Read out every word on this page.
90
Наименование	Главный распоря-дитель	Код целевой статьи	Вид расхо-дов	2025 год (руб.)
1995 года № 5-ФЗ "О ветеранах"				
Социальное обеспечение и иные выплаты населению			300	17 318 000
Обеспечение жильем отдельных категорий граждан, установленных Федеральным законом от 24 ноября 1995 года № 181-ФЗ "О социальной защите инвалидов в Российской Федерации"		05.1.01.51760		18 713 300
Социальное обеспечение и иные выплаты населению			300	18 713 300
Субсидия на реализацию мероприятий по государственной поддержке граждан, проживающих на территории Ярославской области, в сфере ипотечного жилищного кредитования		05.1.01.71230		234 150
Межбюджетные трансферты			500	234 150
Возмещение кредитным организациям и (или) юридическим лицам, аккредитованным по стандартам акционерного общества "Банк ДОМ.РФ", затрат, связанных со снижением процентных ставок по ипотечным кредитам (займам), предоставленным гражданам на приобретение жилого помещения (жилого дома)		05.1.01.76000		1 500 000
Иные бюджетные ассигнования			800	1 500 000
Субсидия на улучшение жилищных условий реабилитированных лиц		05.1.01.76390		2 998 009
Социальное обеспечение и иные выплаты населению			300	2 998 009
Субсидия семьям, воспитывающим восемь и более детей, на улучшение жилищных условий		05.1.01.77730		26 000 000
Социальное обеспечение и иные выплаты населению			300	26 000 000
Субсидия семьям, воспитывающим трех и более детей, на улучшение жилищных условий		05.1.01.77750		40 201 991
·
- - -
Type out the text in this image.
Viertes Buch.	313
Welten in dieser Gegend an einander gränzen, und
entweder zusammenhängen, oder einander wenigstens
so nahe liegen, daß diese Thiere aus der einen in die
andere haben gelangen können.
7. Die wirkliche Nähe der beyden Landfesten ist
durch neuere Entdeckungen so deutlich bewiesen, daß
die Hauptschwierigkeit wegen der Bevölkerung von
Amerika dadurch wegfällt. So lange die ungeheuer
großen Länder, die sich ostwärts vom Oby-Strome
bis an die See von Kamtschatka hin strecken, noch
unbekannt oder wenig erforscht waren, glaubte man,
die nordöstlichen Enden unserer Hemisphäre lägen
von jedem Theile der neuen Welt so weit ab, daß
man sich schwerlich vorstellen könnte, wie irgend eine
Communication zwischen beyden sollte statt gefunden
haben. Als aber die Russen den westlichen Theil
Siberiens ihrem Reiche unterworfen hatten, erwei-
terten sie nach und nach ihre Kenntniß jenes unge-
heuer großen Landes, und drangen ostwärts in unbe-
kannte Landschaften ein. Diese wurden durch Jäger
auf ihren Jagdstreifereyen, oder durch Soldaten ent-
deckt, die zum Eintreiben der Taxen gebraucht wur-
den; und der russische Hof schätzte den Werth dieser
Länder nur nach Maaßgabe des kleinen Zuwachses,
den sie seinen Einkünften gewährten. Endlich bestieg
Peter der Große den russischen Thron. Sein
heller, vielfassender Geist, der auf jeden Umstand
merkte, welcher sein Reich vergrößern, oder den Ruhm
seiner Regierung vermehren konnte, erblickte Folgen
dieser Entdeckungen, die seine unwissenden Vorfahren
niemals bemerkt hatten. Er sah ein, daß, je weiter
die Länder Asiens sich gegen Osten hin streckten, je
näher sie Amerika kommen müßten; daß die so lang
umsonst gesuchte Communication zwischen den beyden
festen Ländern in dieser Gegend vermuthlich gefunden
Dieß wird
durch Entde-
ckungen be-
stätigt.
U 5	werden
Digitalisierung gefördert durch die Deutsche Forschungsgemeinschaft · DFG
- - -
Challenge: Identify all lines in the records above with the word "жилищных".

Result for this exercise:
Субсидия на улучшение жилищных условий реабилитированных лиц		05.1.01.76390		2 998 009
Субсидия семьям, воспитывающим восемь и более детей, на улучшение жилищных условий		05.1.01.77730		26 000 000
Субсидия семьям, воспитывающим трех и более детей, на улучшение жилищных условий		05.1.01.77750		40 201 991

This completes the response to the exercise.